**SOURCE DOCUMENT:**
+---+

Sure, I could tell people I worked on the Kindle and I did a bunch of the ui
and framework (worked well in bars with girls), but the bureaucracy of a large
company just sucks your soul. You have to cut through so much b.s. to just get
anything done. I remember at some point the documentation of some features
were taking more than the implementation and testing itself, just to satisfy
some guidelines.

Aslo, unless you are starting your own company, a lot of smaller companies are
a crapshoot.

I really think that mid-sized nimble companies are the best (between 50 and
180 people). If they are doing well, and are growing, there is a lot more
opportunity in such companies career wise, and friendship/social wise than in
a large corp. You just create better bonds with your mates, working towards a
common goal, without political bs., and you have the chance to see all parts
of the business closer (in large corps, you are just in some part of
engineering, with no visibility to the business decisions).

This month I just moved to Yammer, and so far it has been awesome experience.
(btw, if any of you guys are looking for something new in SF let me know
ardit33@gmail.com. We are looking for great engineers, both server and client
side. Also this is a company that practices <http://programming-
motherfucker.com/> for real. There is no forced scrum, tdd, tbd, or whatever.
It is up to the individual engineers in teams to come up with something that
works well for them, as long as things go well.

+---+

**DIRECTION 1:** Transcribe the entry lines starting with the line containing "Patent image size: (1353, 1084)." and going on through the line containing "The attachment block 17 is at (338, 505).", including both of those lines.
The forum post and the entries come from separate, unrelated sources.

+---+

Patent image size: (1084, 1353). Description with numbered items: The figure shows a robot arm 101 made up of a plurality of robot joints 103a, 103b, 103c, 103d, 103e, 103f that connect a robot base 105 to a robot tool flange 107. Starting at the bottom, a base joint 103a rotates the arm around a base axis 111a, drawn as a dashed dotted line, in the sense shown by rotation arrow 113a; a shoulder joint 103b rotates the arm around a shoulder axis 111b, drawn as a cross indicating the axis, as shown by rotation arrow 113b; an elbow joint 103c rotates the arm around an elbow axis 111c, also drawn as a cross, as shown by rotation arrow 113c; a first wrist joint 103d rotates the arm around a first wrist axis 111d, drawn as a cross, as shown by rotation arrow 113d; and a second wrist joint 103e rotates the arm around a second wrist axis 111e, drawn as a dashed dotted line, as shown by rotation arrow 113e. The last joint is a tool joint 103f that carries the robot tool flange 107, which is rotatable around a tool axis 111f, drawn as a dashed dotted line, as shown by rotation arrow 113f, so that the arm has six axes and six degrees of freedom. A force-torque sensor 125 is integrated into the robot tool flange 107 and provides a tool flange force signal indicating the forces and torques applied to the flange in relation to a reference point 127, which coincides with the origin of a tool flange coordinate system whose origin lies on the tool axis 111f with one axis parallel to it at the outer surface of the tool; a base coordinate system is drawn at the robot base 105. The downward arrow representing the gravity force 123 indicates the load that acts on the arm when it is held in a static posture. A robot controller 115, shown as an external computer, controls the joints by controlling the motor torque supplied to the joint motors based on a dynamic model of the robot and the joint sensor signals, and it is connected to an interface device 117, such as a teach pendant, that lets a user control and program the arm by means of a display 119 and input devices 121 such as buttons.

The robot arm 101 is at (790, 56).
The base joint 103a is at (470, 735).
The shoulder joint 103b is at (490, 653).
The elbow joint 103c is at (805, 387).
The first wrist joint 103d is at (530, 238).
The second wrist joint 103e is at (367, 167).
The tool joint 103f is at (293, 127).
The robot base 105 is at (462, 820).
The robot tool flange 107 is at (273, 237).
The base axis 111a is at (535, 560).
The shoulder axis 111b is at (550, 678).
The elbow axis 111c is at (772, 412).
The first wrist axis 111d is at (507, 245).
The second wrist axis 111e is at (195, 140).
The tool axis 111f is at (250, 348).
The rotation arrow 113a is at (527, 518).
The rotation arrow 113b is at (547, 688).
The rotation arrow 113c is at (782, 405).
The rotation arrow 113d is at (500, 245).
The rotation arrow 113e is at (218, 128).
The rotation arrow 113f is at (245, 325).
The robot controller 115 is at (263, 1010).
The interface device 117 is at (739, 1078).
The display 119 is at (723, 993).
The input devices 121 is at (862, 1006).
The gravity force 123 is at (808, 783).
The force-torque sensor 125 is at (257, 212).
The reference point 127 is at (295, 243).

+---+

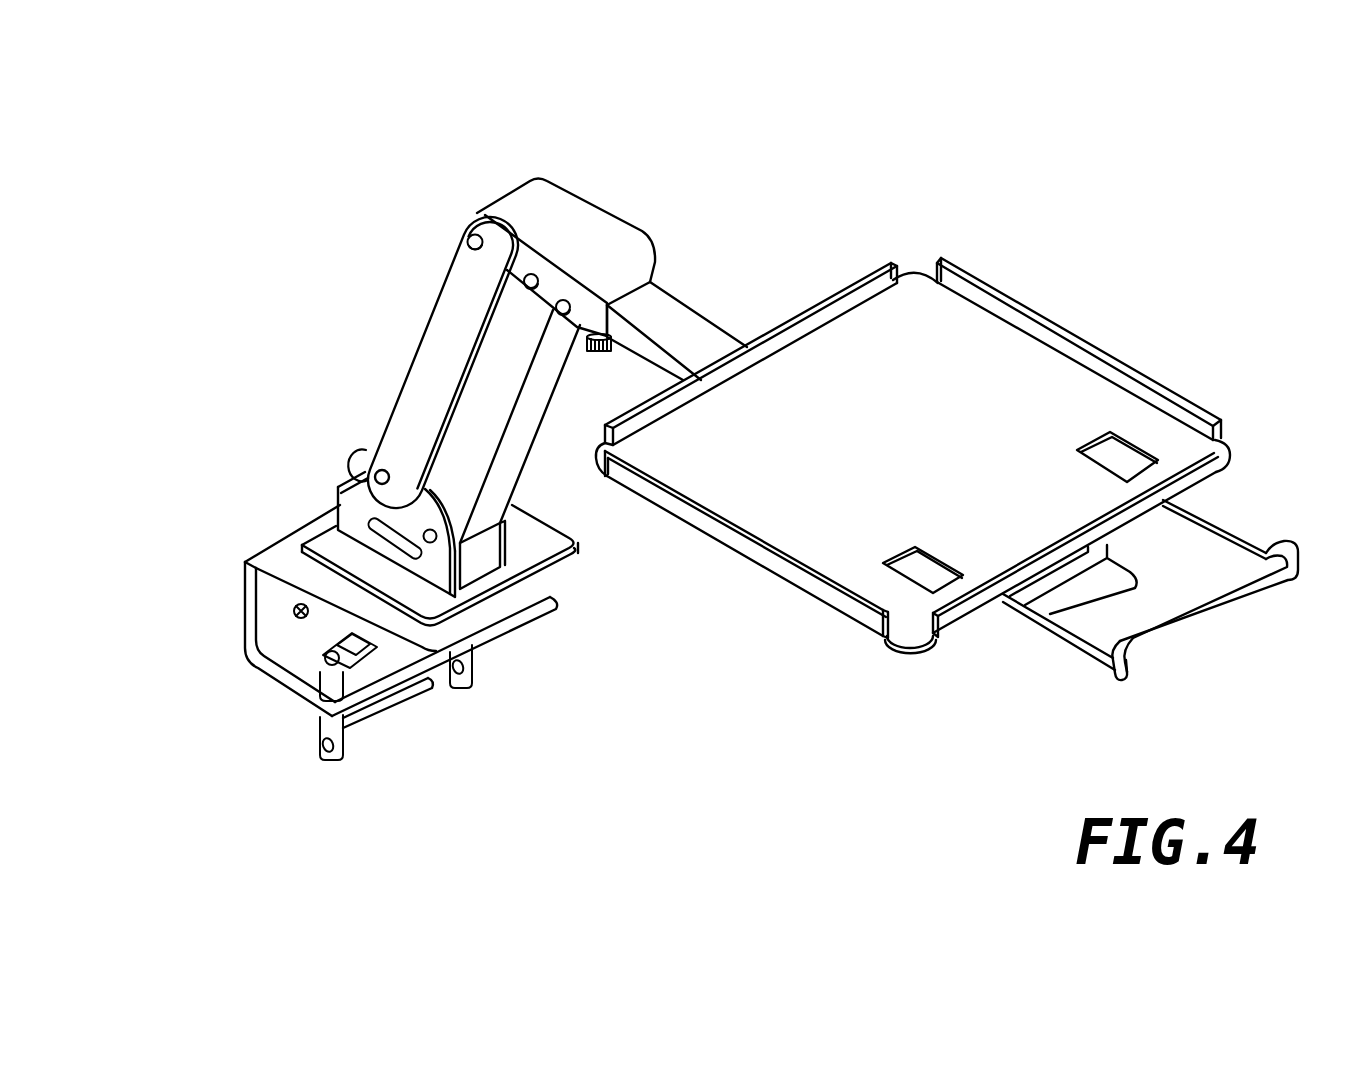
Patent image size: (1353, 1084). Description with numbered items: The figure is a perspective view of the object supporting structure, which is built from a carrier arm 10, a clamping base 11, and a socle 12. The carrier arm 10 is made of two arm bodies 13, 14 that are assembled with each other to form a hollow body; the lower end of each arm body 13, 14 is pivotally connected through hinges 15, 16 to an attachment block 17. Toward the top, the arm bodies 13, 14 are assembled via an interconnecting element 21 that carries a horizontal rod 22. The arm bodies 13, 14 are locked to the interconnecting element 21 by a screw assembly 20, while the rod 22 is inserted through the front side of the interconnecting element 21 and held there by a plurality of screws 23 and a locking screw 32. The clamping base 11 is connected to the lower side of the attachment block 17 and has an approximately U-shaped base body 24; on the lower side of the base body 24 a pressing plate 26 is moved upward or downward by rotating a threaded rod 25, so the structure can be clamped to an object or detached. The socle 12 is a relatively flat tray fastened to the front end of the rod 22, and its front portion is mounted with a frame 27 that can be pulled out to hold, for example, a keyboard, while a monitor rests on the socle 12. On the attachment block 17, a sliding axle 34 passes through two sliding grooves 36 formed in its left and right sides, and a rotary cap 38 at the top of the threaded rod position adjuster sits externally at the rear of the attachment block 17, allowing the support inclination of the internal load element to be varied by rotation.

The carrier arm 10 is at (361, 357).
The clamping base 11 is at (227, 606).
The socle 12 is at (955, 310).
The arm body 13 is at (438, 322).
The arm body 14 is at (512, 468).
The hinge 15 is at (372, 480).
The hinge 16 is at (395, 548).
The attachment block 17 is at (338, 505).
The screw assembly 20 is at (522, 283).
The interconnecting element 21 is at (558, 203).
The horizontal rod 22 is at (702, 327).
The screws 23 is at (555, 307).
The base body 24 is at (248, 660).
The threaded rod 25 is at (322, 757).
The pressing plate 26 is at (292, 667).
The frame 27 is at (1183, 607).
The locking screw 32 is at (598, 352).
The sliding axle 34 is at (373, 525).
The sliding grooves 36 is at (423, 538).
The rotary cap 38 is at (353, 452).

+---+

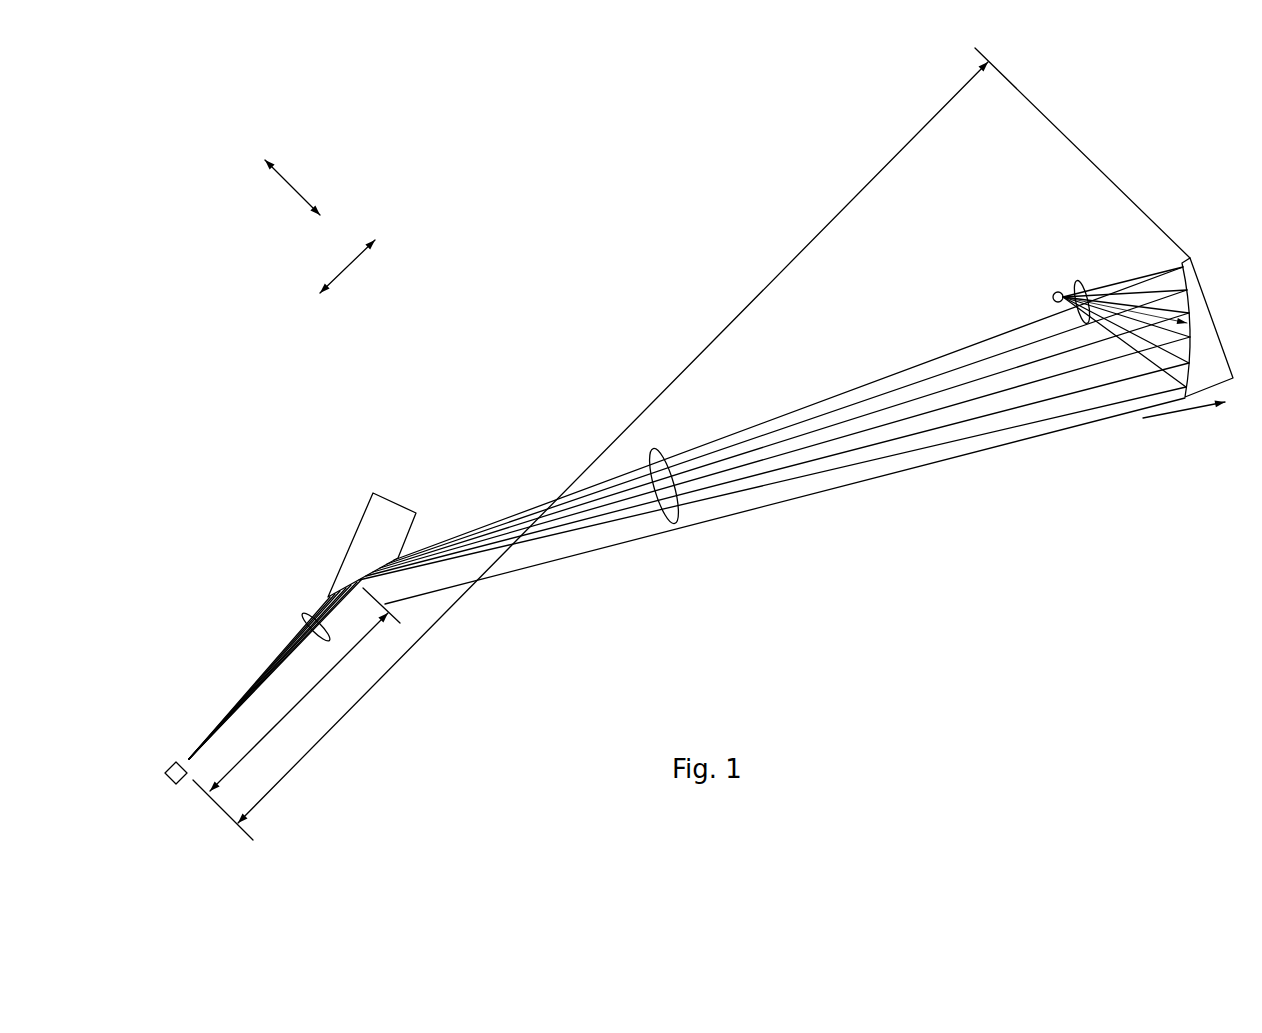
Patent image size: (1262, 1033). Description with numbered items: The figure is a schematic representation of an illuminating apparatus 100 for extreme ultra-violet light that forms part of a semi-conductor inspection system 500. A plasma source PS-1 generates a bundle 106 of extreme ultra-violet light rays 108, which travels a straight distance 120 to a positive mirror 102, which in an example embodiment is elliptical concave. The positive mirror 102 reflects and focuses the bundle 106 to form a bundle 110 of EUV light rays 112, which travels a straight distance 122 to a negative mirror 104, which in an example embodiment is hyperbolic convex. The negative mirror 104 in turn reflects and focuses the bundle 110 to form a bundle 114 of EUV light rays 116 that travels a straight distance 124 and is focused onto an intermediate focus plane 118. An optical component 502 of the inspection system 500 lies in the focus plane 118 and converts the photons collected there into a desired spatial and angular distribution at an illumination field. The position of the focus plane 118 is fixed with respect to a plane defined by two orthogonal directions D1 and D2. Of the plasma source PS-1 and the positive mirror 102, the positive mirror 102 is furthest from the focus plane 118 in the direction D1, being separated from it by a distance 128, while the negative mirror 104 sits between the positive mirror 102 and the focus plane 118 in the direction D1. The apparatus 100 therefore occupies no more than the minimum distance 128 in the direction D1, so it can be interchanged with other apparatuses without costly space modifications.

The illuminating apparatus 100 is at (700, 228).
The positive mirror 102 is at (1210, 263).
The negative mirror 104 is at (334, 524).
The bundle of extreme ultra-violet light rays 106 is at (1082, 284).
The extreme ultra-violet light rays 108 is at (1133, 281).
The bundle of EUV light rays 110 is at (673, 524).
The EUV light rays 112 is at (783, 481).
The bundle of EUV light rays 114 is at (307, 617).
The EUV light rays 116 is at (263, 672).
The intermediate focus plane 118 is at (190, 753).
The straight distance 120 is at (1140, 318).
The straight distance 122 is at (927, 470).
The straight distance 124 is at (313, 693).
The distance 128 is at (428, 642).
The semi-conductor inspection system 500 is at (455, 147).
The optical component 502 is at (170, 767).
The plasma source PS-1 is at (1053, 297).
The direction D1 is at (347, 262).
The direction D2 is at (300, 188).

+---+

**DIRECTION 2:** According to the forum post, how many people does a mid-sized nimble company have?

**EXERCISE RESULT 1:**
Patent image size: (1353, 1084). Description with numbered items: The figure is a perspective view of the object supporting structure, which is built from a carrier arm 10, a clamping base 11, and a socle 12. The carrier arm 10 is made of two arm bodies 13, 14 that are assembled with each other to form a hollow body; the lower end of each arm body 13, 14 is pivotally connected through hinges 15, 16 to an attachment block 17. Toward the top, the arm bodies 13, 14 are assembled via an interconnecting element 21 that carries a horizontal rod 22. The arm bodies 13, 14 are locked to the interconnecting element 21 by a screw assembly 20, while the rod 22 is inserted through the front side of the interconnecting element 21 and held there by a plurality of screws 23 and a locking screw 32. The clamping base 11 is connected to the lower side of the attachment block 17 and has an approximately U-shaped base body 24; on the lower side of the base body 24 a pressing plate 26 is moved upward or downward by rotating a threaded rod 25, so the structure can be clamped to an object or detached. The socle 12 is a relatively flat tray fastened to the front end of the rod 22, and its front portion is mounted with a frame 27 that can be pulled out to hold, for example, a keyboard, while a monitor rests on the socle 12. On the attachment block 17, a sliding axle 34 passes through two sliding grooves 36 formed in its left and right sides, and a rotary cap 38 at the top of the threaded rod position adjuster sits externally at the rear of the attachment block 17, allowing the support inclination of the internal load element to be varied by rotation.

The carrier arm 10 is at (361, 357).
The clamping base 11 is at (227, 606).
The socle 12 is at (955, 310).
The arm body 13 is at (438, 322).
The arm body 14 is at (512, 468).
The hinge 15 is at (372, 480).
The hinge 16 is at (395, 548).
The attachment block 17 is at (338, 505).

**EXERCISE RESULT 2:** Between 50 and 180 people.